▸ BRIEF:
Using the material below, copy every line where "чрез" appears.

▸ Stored entries:
* Begin *
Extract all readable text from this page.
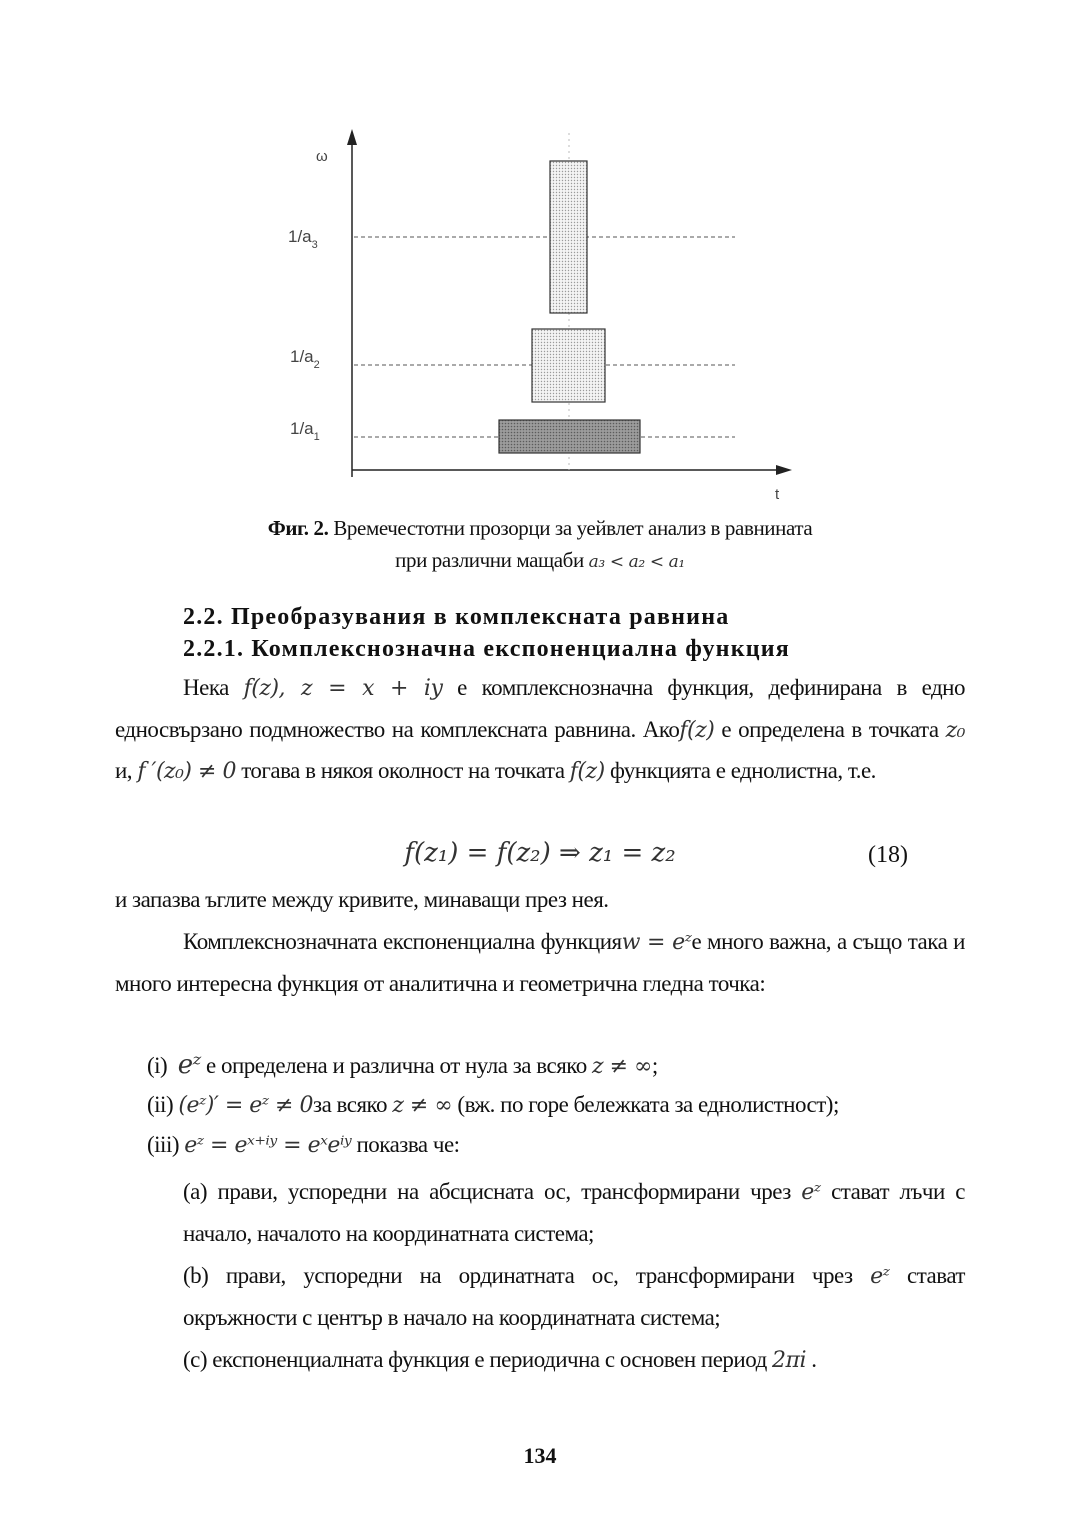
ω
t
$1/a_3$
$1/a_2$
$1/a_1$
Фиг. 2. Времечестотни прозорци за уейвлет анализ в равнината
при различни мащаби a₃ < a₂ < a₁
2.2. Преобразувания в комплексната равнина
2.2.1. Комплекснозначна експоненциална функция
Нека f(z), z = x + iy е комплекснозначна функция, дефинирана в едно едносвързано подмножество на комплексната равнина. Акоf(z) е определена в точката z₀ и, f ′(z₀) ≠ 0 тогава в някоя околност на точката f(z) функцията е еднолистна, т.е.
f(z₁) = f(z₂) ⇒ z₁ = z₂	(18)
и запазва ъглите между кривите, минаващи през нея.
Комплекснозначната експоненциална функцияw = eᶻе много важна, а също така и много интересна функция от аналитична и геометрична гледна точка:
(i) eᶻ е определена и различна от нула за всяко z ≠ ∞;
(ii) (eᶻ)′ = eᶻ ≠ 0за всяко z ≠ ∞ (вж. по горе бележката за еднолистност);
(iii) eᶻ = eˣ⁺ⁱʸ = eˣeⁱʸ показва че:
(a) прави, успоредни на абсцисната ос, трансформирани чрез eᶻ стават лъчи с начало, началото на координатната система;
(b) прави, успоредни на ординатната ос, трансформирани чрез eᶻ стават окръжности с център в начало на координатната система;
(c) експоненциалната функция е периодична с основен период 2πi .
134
* End *
* Begin *
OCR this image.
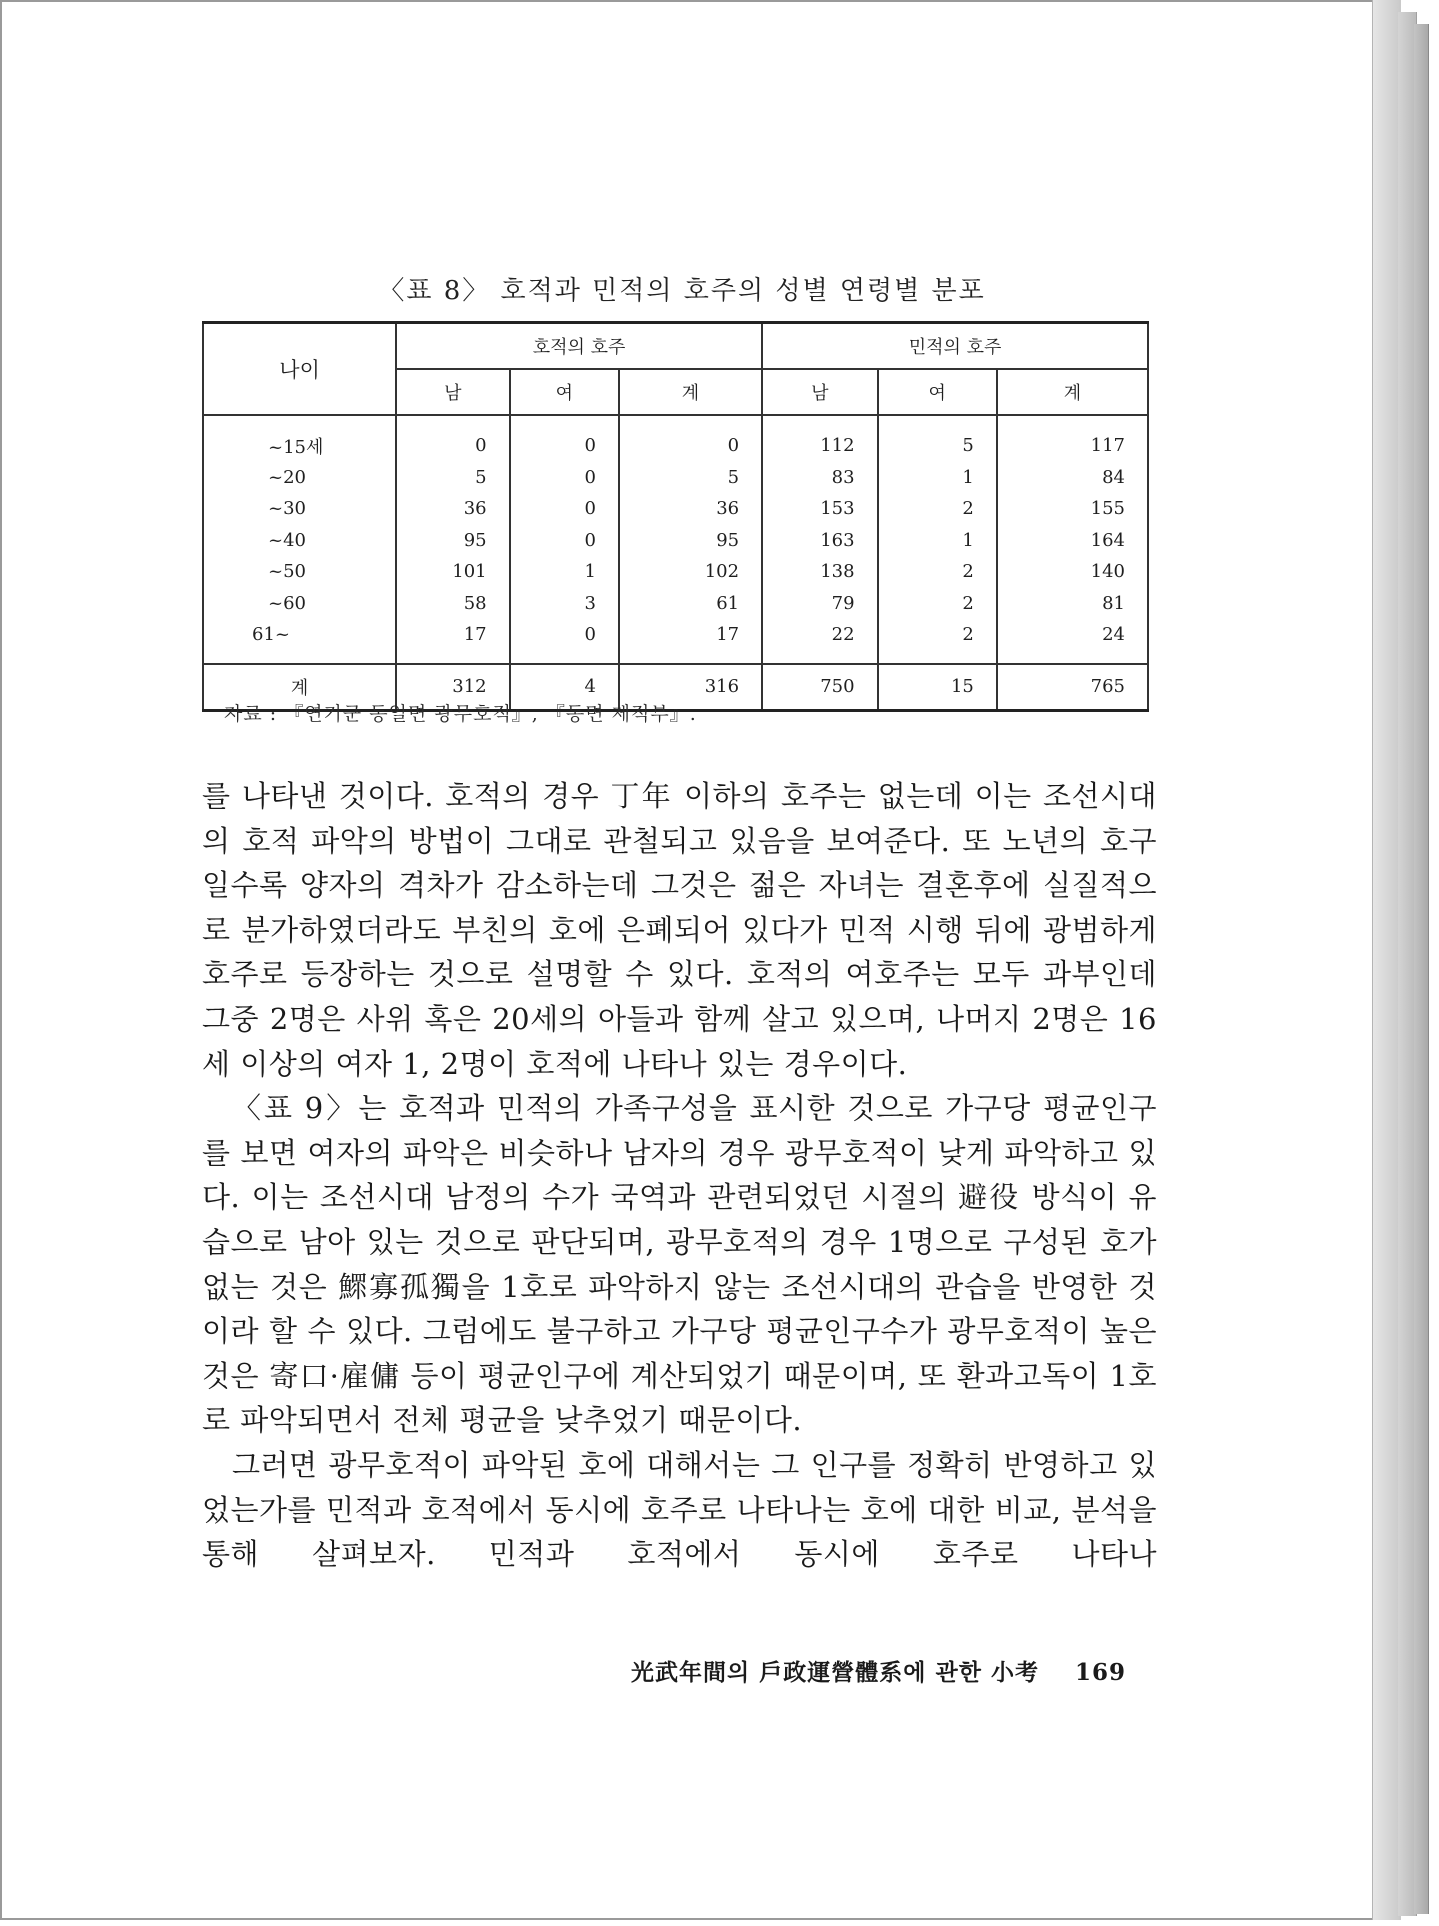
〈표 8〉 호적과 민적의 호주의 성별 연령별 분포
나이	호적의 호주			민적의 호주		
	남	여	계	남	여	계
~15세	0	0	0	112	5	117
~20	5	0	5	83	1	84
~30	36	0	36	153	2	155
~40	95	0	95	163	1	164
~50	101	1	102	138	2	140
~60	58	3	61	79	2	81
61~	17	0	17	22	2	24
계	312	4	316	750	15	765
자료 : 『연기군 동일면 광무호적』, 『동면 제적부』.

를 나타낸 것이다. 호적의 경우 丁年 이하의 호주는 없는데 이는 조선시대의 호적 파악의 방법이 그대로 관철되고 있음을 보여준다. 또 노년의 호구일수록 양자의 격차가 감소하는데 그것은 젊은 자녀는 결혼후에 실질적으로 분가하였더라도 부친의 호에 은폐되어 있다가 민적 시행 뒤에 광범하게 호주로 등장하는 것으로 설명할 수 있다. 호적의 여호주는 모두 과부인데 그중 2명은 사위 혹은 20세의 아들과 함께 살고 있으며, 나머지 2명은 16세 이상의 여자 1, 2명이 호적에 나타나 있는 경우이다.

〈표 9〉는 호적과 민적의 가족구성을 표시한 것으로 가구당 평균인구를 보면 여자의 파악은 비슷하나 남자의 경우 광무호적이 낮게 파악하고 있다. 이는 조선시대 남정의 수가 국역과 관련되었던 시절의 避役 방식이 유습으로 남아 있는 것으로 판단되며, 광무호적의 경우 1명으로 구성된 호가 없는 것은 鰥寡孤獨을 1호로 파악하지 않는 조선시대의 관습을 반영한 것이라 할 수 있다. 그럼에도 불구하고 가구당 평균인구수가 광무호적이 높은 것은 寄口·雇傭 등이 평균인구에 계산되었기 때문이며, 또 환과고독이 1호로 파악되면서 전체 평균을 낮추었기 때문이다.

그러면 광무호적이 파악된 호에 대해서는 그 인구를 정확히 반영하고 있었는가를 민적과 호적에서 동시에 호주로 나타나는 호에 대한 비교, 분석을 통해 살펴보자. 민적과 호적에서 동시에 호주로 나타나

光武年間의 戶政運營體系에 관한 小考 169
* End *
* Begin *
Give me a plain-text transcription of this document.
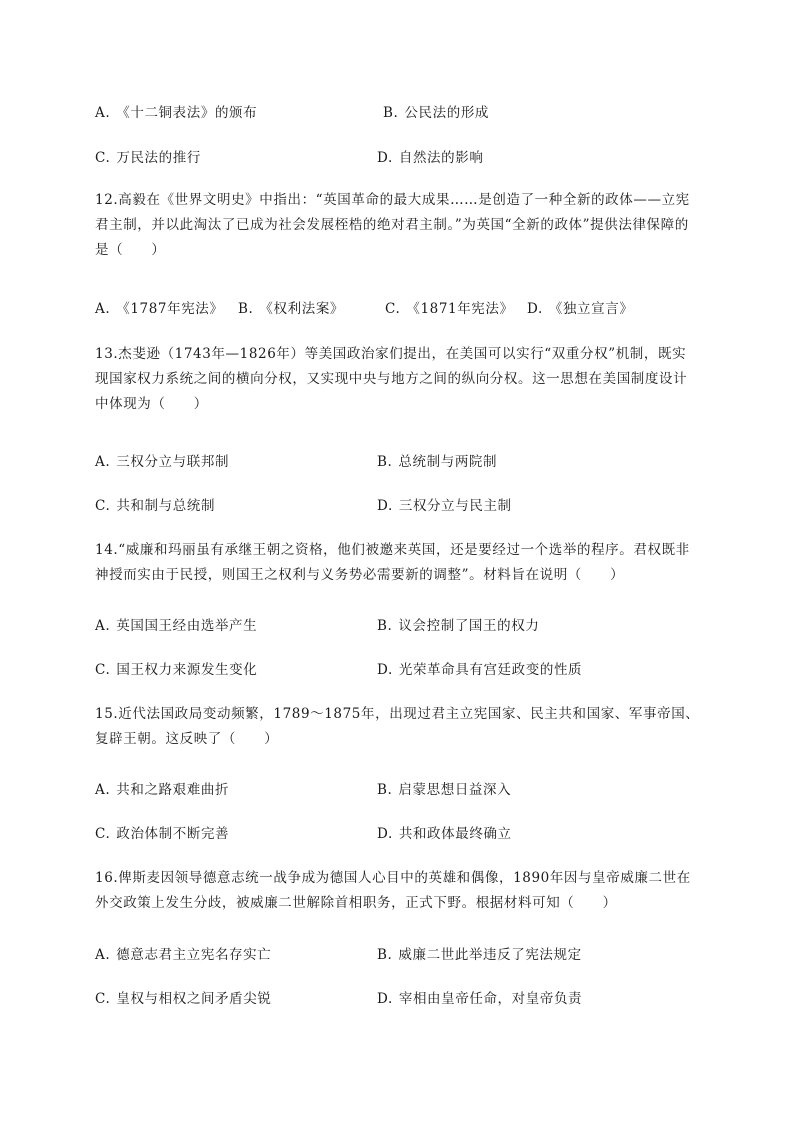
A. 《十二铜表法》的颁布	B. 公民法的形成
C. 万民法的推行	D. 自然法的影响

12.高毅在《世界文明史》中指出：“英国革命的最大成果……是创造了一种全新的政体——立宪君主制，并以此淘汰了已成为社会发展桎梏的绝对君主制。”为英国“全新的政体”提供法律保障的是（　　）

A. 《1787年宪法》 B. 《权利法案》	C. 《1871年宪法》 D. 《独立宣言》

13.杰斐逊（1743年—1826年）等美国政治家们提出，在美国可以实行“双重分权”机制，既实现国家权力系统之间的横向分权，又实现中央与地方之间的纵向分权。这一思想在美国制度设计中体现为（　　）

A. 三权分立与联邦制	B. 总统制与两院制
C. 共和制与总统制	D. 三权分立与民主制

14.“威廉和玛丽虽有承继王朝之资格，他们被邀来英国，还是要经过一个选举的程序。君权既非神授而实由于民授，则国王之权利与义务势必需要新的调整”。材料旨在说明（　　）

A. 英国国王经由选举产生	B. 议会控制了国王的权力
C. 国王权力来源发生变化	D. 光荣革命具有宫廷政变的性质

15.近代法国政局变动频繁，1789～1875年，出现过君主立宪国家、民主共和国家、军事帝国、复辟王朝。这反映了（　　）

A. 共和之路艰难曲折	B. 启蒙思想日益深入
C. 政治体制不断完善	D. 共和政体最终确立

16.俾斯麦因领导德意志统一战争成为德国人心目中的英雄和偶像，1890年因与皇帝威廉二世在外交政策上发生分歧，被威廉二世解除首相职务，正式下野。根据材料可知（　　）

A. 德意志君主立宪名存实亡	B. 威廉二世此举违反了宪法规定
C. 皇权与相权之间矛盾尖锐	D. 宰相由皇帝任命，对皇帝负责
* End *
▸ CORRECT RESULT:
(a) прави, успоредни на абсцисната ос, трансформирани чрез eᶻ стават лъчи с начало, началото на координатната система;
(b) прави, успоредни на ординатната ос, трансформирани чрез eᶻ стават окръжности с център в начало на координатната система;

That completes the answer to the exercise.